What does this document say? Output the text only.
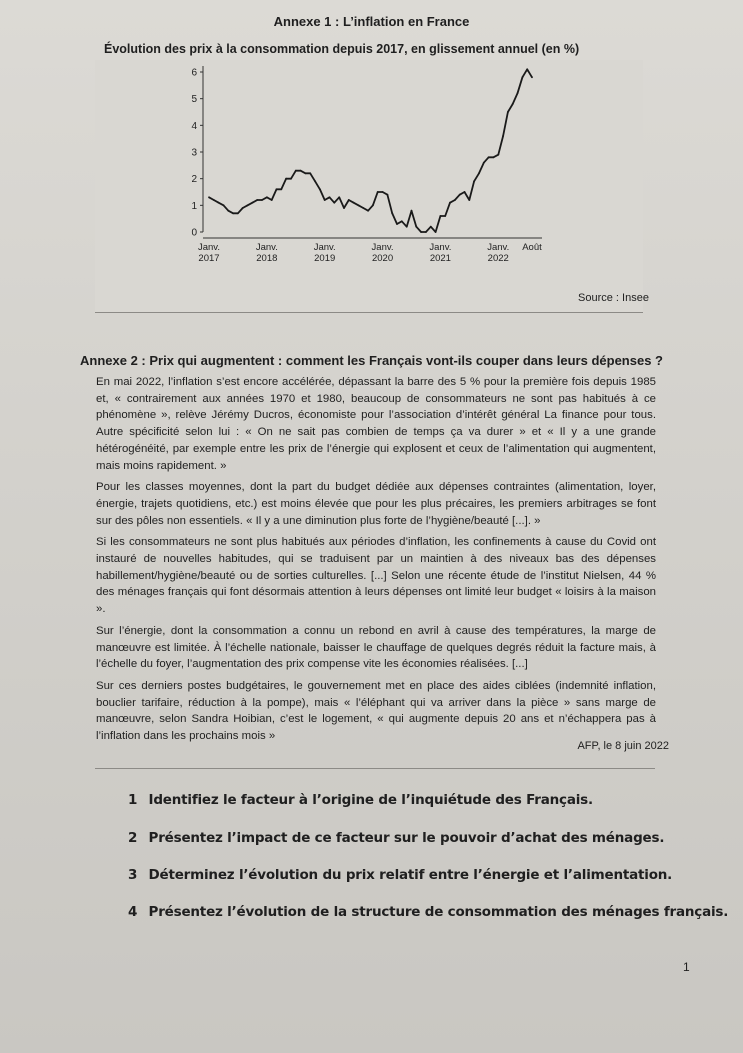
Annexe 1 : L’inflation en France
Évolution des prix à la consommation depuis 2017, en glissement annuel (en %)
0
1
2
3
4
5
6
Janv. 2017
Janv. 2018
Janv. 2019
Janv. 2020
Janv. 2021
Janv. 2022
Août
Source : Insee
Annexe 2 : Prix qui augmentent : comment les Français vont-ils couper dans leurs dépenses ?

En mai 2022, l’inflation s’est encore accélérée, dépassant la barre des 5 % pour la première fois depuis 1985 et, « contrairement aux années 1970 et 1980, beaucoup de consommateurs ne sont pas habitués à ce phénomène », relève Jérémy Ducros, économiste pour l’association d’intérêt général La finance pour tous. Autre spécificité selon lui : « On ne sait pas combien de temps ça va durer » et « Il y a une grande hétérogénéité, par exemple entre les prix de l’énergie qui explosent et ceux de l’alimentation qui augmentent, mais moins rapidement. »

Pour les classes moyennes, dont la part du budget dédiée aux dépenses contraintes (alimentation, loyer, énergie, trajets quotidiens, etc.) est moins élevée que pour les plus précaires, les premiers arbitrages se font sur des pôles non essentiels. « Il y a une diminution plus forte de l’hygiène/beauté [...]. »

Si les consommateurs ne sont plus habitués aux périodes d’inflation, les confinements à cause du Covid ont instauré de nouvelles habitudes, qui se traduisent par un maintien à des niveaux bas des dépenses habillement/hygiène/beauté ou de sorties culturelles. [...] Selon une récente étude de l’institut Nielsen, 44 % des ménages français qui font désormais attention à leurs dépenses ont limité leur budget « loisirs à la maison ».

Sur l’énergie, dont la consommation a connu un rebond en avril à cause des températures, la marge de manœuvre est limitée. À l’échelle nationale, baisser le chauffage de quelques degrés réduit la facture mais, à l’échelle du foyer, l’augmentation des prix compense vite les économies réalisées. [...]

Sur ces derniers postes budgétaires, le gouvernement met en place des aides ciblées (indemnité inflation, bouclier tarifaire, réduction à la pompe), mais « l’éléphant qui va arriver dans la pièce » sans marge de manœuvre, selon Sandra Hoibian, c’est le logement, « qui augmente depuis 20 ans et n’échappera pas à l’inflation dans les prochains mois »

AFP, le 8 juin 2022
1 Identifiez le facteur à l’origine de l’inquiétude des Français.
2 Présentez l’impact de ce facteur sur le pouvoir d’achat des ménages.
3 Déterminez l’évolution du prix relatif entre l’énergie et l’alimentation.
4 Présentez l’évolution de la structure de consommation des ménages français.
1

------------------------------------------------

◆ Task statement: In the material above, show every line where the word "dans" turns up.

◆ Finished answer:
Annexe 2 : Prix qui augmentent : comment les Français vont-ils couper dans leurs dépenses ?
Sur ces derniers postes budgétaires, le gouvernement met en place des aides ciblées (indemnité inflation, bouclier tarifaire, réduction à la pompe), mais « l’éléphant qui va arriver dans la pièce » sans marge de manœuvre, selon Sandra Hoibian, c’est le logement, « qui augmente depuis 20 ans et n’échappera pas à l’inflation dans les prochains mois »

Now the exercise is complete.